----- INPUT ROWS -----

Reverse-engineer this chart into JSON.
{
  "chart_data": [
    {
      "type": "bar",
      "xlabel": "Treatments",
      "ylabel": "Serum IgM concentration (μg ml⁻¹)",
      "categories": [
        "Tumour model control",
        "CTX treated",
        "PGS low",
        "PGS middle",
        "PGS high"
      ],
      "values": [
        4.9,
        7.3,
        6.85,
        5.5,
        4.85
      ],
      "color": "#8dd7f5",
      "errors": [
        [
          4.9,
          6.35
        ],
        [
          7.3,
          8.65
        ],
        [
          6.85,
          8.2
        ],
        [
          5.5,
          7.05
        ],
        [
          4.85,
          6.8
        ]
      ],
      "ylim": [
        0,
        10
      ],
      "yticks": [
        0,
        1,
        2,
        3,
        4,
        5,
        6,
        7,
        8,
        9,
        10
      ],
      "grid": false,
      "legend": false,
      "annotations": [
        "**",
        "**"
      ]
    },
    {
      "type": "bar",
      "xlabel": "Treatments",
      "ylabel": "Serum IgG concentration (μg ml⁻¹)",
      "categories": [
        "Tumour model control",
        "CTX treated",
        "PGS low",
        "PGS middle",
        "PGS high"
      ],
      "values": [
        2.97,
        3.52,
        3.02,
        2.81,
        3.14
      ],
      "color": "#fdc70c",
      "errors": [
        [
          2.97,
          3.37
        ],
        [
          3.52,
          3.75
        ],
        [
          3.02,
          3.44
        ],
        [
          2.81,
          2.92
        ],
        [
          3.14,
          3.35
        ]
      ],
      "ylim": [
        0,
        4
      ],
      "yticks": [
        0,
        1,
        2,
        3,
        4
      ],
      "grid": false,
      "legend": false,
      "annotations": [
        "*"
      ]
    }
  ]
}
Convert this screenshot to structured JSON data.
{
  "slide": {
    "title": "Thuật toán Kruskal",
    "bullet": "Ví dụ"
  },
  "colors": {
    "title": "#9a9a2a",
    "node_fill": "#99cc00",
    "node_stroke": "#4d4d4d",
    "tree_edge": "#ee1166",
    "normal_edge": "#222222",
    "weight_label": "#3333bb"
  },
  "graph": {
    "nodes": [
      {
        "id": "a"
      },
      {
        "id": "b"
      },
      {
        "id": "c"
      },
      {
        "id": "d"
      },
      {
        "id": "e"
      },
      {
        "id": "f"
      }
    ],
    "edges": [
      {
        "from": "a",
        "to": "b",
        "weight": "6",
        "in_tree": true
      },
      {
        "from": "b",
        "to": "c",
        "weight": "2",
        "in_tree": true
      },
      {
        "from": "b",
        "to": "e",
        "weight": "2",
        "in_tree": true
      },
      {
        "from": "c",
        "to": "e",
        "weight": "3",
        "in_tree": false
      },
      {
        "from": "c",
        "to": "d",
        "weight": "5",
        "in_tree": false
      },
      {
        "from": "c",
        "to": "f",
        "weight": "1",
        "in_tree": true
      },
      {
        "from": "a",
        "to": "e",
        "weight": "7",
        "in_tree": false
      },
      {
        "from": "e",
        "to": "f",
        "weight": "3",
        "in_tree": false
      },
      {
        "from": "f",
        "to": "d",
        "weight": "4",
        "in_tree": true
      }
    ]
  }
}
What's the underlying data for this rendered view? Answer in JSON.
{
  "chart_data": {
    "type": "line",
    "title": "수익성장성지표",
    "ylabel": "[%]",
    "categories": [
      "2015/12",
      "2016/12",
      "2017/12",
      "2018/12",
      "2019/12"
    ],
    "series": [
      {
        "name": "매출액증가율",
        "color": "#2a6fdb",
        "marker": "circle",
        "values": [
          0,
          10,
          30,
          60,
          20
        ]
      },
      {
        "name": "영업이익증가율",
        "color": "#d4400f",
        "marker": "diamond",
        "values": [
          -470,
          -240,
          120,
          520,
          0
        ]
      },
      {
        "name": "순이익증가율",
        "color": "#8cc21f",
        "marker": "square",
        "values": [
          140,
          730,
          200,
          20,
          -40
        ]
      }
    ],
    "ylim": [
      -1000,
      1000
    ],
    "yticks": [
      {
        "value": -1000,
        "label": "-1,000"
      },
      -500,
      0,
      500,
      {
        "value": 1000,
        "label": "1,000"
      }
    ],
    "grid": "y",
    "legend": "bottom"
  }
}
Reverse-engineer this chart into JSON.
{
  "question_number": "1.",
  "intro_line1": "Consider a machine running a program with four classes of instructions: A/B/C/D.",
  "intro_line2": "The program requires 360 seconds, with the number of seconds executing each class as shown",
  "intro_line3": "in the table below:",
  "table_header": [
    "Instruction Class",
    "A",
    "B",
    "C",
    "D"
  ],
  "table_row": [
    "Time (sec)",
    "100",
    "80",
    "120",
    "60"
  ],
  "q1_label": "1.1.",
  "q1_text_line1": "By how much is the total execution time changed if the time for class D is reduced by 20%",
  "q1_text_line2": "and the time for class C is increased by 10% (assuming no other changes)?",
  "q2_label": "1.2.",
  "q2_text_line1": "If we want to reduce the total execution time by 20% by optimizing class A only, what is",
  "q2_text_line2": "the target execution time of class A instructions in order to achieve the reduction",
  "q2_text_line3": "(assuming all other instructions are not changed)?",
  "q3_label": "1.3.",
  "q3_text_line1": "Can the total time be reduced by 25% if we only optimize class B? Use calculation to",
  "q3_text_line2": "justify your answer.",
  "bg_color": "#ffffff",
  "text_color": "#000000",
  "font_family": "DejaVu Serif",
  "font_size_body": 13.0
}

-----

# WHAT YOU NEED TO DO:
Scan the lines for the string "marker". Pick out every line that has it.

# RESULT OF THE TASK:
        "marker": "circle",
        "marker": "diamond",
        "marker": "square",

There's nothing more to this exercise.